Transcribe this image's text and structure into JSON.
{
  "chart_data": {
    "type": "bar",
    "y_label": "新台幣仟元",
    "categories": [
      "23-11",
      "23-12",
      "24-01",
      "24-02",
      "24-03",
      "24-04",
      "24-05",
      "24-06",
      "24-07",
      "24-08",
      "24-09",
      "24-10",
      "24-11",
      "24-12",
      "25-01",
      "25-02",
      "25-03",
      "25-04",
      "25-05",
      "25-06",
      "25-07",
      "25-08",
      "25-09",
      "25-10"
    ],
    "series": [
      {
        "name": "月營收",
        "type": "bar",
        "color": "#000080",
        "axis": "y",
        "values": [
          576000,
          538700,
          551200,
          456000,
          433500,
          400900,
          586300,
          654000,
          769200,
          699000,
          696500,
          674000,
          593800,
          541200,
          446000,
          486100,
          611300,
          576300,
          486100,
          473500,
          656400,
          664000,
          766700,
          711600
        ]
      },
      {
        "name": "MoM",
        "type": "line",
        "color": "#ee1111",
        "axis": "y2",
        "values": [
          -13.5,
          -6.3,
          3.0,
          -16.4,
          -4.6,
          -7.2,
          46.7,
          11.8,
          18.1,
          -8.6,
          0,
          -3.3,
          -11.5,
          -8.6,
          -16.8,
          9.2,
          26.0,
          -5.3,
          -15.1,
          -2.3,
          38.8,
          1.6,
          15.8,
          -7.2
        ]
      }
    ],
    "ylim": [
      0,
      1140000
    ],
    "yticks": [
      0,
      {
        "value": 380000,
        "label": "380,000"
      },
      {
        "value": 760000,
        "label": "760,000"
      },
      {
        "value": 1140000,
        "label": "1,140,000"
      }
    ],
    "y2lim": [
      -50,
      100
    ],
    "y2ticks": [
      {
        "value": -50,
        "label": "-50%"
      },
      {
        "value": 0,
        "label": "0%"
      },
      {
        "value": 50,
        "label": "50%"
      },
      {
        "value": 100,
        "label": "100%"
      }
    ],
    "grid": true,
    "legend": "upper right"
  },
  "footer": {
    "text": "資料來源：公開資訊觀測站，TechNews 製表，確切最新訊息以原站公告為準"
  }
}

○ ○ ○ ○

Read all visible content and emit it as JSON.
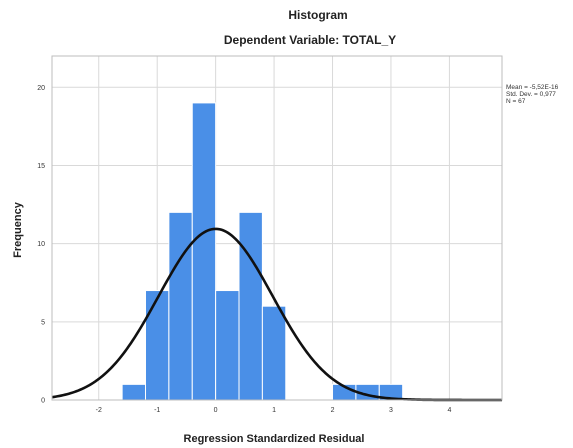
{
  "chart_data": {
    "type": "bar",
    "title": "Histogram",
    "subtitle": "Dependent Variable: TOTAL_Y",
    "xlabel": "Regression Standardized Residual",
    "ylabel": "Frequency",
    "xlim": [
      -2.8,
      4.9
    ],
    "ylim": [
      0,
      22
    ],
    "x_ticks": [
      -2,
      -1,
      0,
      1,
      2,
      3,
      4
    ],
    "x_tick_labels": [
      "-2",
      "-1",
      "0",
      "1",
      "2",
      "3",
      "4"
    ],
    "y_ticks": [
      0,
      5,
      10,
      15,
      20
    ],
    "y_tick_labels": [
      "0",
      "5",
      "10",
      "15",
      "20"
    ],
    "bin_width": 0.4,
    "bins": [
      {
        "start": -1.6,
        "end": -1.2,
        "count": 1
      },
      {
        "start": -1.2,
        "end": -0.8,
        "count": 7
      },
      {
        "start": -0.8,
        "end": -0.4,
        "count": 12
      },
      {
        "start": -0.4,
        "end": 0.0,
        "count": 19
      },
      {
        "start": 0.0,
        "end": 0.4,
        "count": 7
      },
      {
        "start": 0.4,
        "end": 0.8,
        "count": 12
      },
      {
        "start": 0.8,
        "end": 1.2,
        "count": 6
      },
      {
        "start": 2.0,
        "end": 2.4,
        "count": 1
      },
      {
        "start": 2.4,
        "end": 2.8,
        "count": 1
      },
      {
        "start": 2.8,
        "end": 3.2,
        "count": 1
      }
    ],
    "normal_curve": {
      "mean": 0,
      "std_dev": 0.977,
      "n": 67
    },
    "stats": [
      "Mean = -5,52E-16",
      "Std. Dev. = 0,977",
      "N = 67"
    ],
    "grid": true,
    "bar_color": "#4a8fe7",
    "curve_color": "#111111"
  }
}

○ ○ ○ ○

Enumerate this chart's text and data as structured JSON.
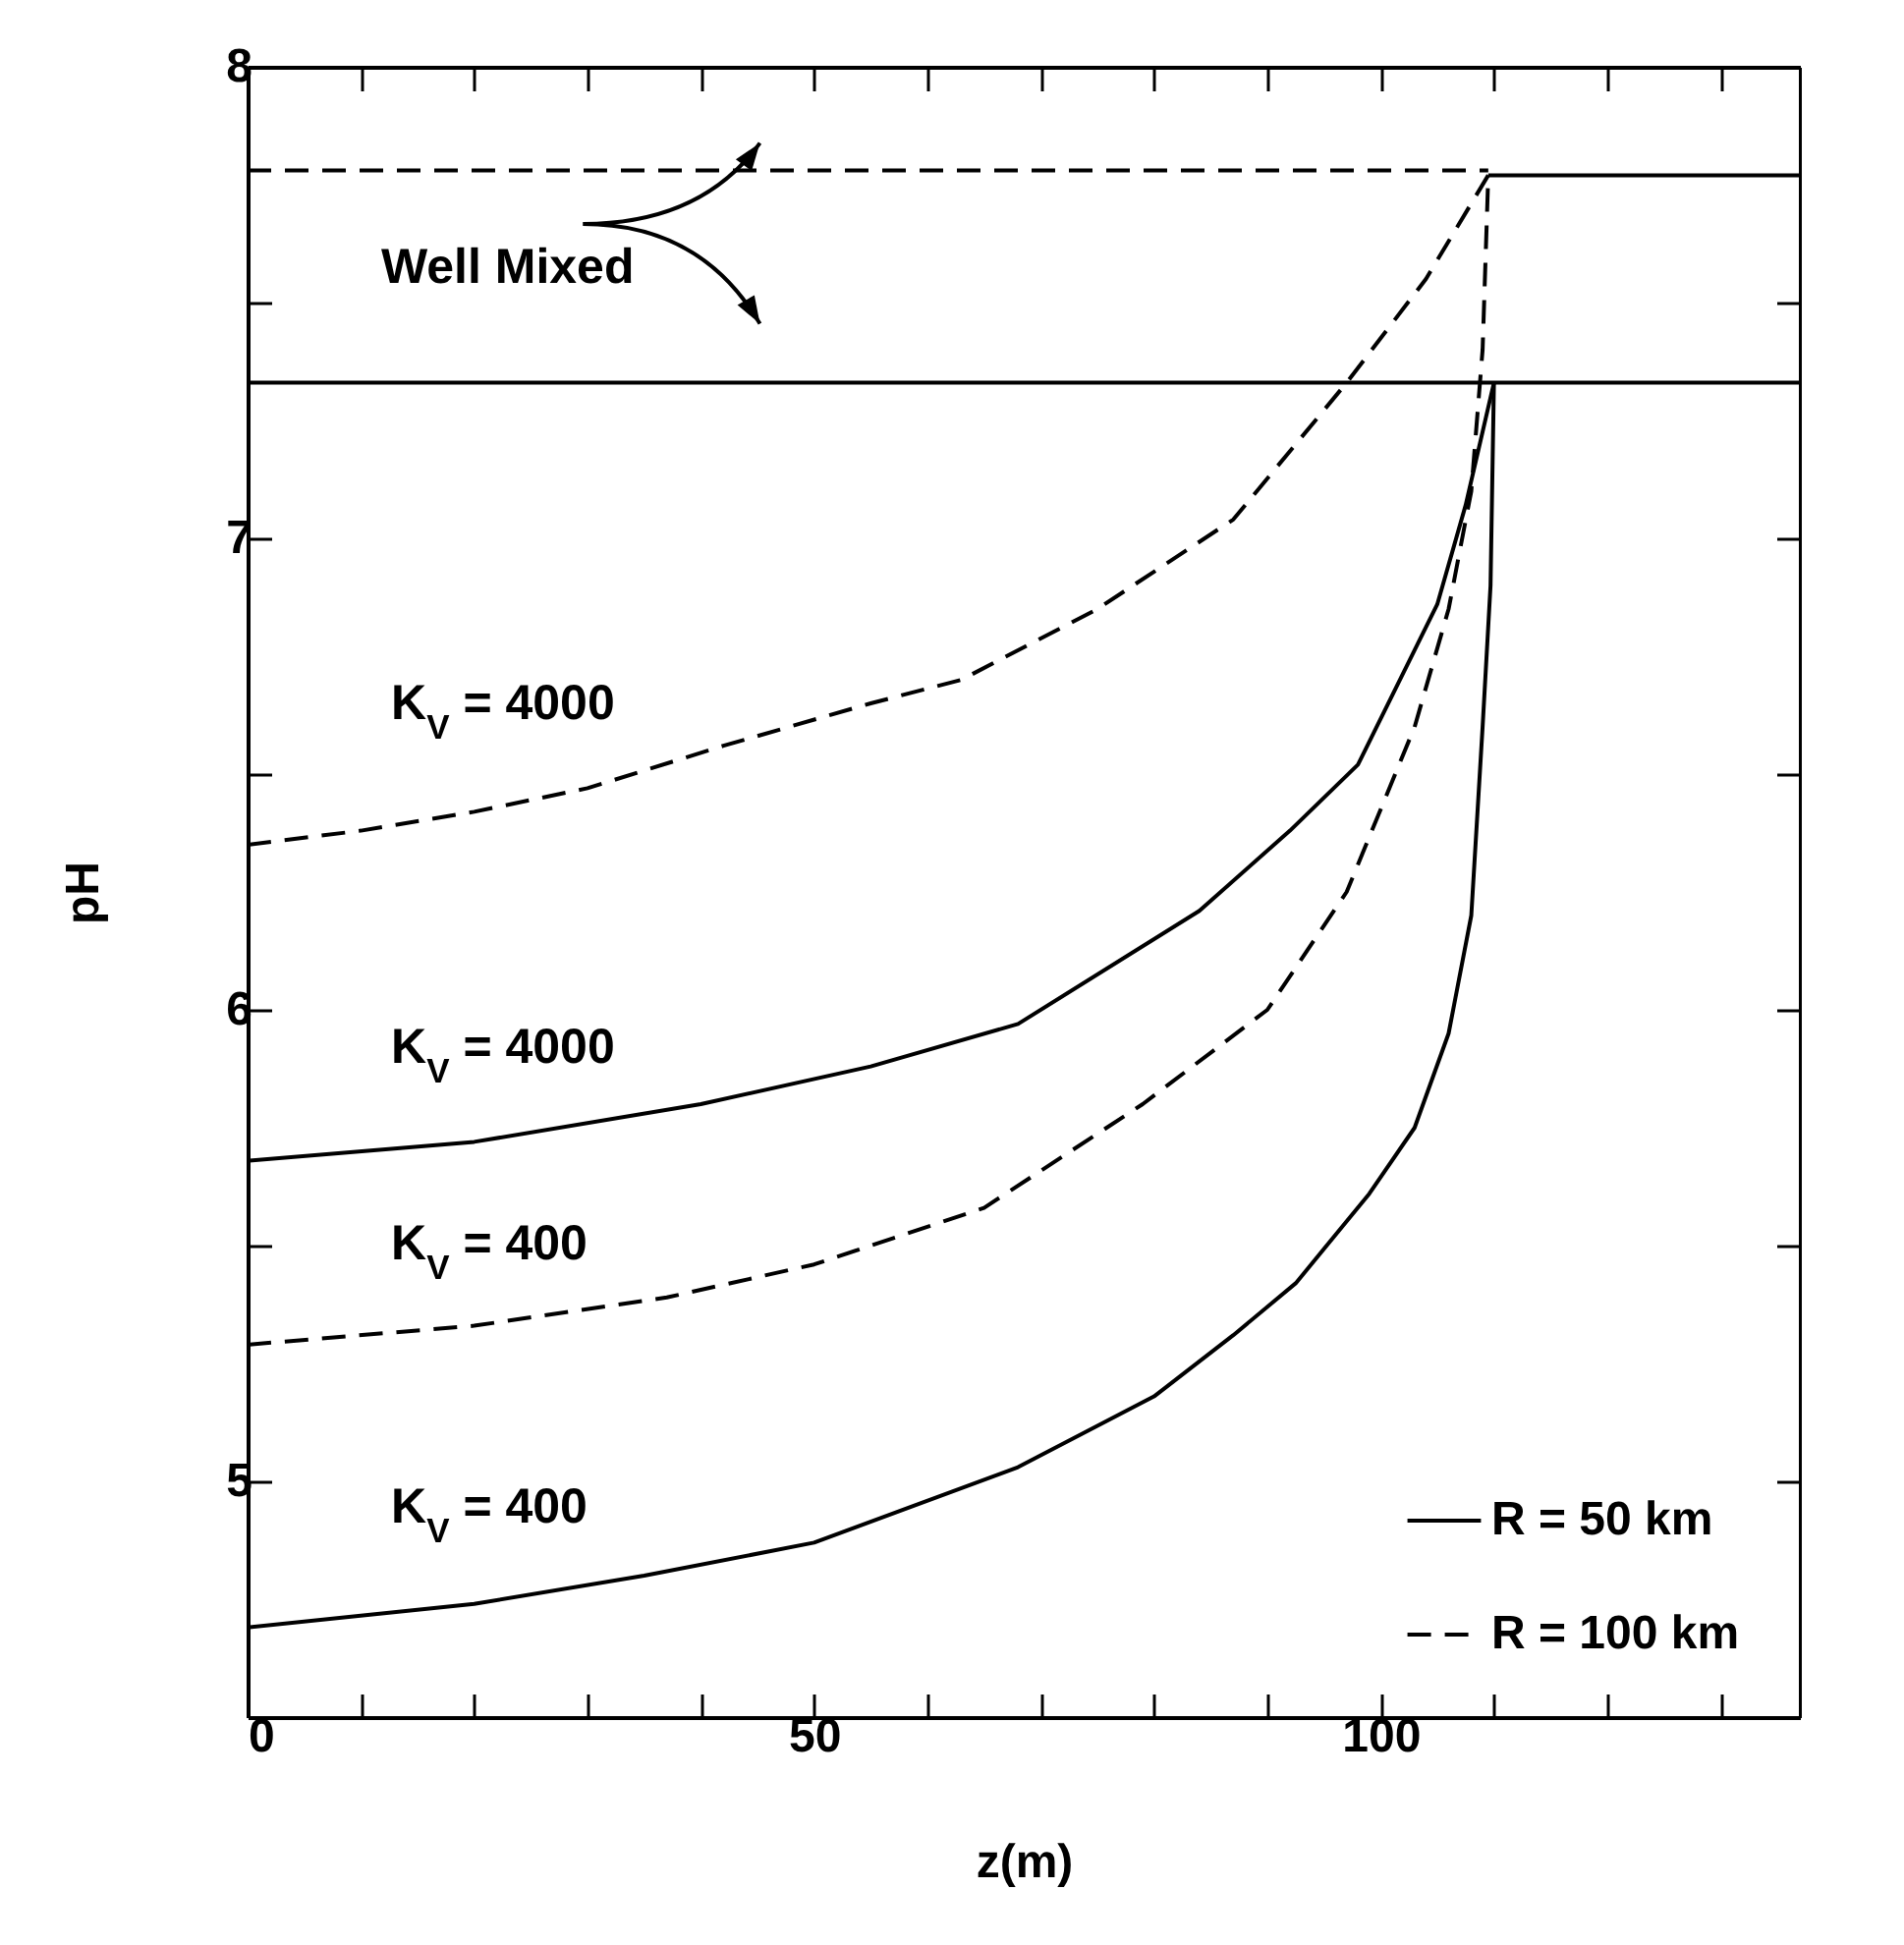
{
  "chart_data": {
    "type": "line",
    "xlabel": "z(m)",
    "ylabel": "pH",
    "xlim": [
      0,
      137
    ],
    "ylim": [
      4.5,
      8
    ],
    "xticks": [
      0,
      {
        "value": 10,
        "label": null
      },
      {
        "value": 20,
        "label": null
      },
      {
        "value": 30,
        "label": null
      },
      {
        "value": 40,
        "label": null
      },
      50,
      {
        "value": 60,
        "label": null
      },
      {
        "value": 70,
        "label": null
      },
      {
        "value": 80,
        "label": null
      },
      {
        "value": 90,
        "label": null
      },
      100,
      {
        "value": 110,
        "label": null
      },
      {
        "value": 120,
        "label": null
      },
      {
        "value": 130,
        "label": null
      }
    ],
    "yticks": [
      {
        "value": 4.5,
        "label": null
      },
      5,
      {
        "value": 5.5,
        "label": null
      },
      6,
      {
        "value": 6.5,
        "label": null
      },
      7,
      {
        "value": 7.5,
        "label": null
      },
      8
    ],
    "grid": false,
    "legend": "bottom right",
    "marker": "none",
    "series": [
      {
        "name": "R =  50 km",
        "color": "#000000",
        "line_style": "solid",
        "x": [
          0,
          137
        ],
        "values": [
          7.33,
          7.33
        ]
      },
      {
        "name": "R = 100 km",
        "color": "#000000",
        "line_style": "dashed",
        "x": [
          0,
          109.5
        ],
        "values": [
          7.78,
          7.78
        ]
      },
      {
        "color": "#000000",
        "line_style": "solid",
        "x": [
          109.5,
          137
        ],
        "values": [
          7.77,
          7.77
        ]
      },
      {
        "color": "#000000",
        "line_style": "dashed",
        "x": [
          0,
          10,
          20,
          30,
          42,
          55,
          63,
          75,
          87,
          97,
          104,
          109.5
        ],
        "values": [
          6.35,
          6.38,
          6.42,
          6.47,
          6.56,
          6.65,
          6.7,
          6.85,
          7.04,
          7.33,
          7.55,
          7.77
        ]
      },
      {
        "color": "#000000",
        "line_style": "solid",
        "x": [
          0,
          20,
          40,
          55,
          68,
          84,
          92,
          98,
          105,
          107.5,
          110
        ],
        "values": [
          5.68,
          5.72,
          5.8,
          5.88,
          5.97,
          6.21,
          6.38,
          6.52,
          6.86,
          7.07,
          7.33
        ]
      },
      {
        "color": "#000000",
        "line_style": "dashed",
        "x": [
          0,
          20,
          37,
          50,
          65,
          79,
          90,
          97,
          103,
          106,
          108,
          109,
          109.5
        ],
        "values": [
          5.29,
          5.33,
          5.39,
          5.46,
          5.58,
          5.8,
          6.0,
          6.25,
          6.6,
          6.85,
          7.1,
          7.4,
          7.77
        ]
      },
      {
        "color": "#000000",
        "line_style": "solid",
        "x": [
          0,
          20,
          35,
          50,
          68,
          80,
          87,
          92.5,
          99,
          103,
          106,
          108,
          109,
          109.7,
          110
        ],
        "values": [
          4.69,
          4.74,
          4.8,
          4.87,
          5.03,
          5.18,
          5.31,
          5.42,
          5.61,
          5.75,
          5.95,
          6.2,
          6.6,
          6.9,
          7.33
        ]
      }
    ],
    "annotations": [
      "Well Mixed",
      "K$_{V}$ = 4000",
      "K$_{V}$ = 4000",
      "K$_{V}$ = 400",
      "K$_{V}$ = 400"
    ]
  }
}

○ ○ ○ ○

YOUR INSTRUCTIONS: How many lines of these entries contain the string "right"? Reply with the number alone.

COMPLETE RESPONSE: 2